▶ THE PROBLEM
Render the entries from the line containing "UI element localization: list" through the line containing "120, 165, 122]" as a two-column CSV with the headers instruction and output, one row per entry. Put the entry's text under instruction and its answer under output, with each field quoted and line breaks replaced by spaces, and leave out the pictures.

▶ GIVEN ENTRIES
# # #

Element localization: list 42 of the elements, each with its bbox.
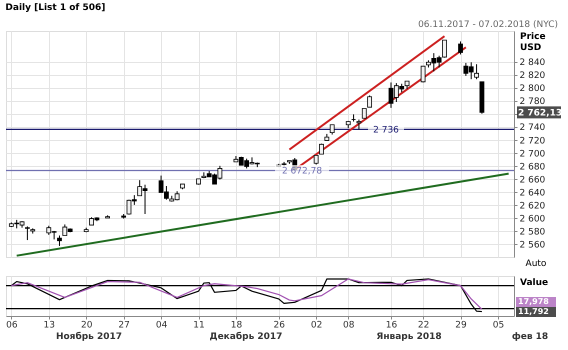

# # #

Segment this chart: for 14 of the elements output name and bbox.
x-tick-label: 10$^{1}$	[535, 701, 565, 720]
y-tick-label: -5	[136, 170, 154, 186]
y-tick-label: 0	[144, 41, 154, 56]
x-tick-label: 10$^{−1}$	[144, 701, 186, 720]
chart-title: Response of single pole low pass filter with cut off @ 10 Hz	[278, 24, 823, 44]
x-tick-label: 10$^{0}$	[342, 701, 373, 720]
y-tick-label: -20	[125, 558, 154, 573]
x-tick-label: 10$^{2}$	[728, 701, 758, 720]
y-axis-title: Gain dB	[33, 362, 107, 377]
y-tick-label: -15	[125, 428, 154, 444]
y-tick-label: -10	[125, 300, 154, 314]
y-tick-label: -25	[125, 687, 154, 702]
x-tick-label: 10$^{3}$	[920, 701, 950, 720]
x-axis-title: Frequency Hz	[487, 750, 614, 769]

# # #

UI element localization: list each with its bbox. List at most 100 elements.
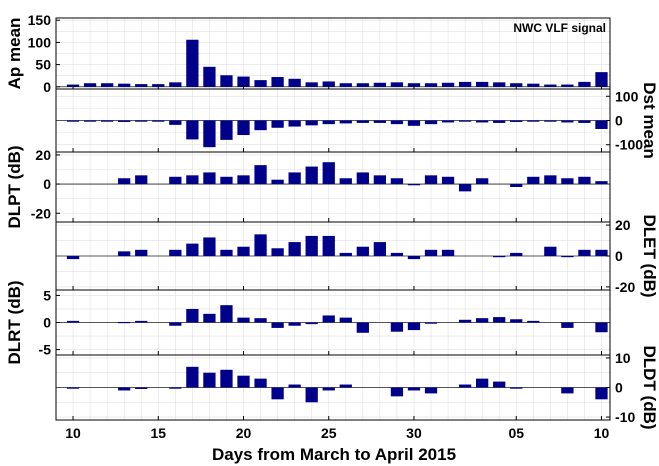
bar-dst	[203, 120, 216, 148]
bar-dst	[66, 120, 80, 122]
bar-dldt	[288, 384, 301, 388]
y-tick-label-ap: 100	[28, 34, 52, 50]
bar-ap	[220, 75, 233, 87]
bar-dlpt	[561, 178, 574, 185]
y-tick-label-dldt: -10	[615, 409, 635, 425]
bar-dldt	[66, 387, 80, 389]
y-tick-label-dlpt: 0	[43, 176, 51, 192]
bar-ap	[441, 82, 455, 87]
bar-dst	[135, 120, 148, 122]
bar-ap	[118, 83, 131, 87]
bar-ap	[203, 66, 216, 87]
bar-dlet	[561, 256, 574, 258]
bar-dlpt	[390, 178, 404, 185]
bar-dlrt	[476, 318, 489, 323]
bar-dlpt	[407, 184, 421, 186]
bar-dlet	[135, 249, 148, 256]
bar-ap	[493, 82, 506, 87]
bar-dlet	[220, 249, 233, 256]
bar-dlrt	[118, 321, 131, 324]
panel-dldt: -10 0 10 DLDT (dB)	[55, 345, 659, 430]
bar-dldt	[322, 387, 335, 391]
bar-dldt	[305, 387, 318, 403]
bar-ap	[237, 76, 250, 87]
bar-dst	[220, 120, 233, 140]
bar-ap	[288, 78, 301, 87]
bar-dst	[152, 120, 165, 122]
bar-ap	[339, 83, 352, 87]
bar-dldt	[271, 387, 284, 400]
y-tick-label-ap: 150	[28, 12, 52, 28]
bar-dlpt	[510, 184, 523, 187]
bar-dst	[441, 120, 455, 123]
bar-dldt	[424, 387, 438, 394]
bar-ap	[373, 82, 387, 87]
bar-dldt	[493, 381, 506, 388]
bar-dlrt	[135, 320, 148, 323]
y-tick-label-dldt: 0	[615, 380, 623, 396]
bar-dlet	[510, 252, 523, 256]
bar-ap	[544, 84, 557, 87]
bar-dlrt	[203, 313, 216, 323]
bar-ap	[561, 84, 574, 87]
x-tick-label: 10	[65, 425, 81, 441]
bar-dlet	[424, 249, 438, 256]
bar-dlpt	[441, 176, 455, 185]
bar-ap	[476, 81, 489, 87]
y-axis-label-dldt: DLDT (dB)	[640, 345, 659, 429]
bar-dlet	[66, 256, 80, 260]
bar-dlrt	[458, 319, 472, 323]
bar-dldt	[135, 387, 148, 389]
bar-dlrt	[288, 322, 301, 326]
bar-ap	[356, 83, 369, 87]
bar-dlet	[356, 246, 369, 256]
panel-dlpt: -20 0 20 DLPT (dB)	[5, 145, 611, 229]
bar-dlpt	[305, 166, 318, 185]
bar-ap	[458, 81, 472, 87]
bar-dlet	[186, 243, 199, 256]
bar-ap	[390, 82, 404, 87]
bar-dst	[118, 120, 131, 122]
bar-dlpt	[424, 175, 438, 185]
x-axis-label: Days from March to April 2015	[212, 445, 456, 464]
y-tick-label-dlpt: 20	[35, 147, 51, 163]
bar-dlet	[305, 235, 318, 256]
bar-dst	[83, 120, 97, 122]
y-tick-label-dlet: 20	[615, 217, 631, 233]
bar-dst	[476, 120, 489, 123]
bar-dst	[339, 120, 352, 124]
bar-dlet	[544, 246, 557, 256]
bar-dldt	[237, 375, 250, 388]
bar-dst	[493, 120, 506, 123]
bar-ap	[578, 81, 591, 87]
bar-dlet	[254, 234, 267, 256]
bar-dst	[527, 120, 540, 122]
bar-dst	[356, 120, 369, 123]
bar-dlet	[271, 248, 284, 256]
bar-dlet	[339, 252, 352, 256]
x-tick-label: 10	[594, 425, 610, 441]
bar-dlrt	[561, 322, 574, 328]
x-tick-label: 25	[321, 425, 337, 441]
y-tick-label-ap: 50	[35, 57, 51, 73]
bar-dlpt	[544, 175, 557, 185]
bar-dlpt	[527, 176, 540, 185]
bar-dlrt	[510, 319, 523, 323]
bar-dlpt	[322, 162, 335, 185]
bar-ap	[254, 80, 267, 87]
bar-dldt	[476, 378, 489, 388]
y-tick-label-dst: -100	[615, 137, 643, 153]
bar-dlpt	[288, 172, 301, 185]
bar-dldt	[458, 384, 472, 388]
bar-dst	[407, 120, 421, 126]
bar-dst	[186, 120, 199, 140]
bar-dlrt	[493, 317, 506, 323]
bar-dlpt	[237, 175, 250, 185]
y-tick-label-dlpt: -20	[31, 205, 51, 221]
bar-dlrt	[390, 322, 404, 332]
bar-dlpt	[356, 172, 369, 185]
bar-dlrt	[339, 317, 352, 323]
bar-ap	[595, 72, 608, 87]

# # #

▶ FINISHED TASK
instruction,output
"UI element localization: list each with its bbox. List at most 100 elements.","bar-dst	[203, 120, 216, 148] bar-dst	[66, 120, 80, 122] bar-dldt	[288, 384, 301, 388] y-tick-label-ap: 100	[28, 34, 52, 50] bar-ap	[220, 75, 233, 87] bar-dlpt	[561, 178, 574, 185] y-tick-label-dldt: -10	[615, 409, 635, 425] bar-dldt	[66, 387, 80, 389] y-tick-label-dlpt: 0	[43, 176, 51, 192] bar-ap	[441, 82, 455, 87] bar-dst	[135, 120, 148, 122] bar-ap	[118, 83, 131, 87] bar-ap	[203, 66, 216, 87] bar-dlet	[561, 256, 574, 258] bar-dlpt	[390, 178, 404, 185] bar-dlrt	[476, 318, 489, 323] bar-dlpt	[407, 184, 421, 186] bar-dlet	[135, 249, 148, 256] bar-ap	[493, 82, 506, 87] bar-dlet	[220, 249, 233, 256] bar-dlrt	[118, 321, 131, 324] panel-dldt: -10 0 10 DLDT (dB)	[55, 345, 659, 430] bar-dldt	[322, 387, 335, 391] bar-dldt	[305, 387, 318, 403] bar-ap	[237, 76, 250, 87] bar-dst	[220, 120, 233, 140] bar-ap	[288, 78, 301, 87] bar-dst	[152, 120, 165, 122]"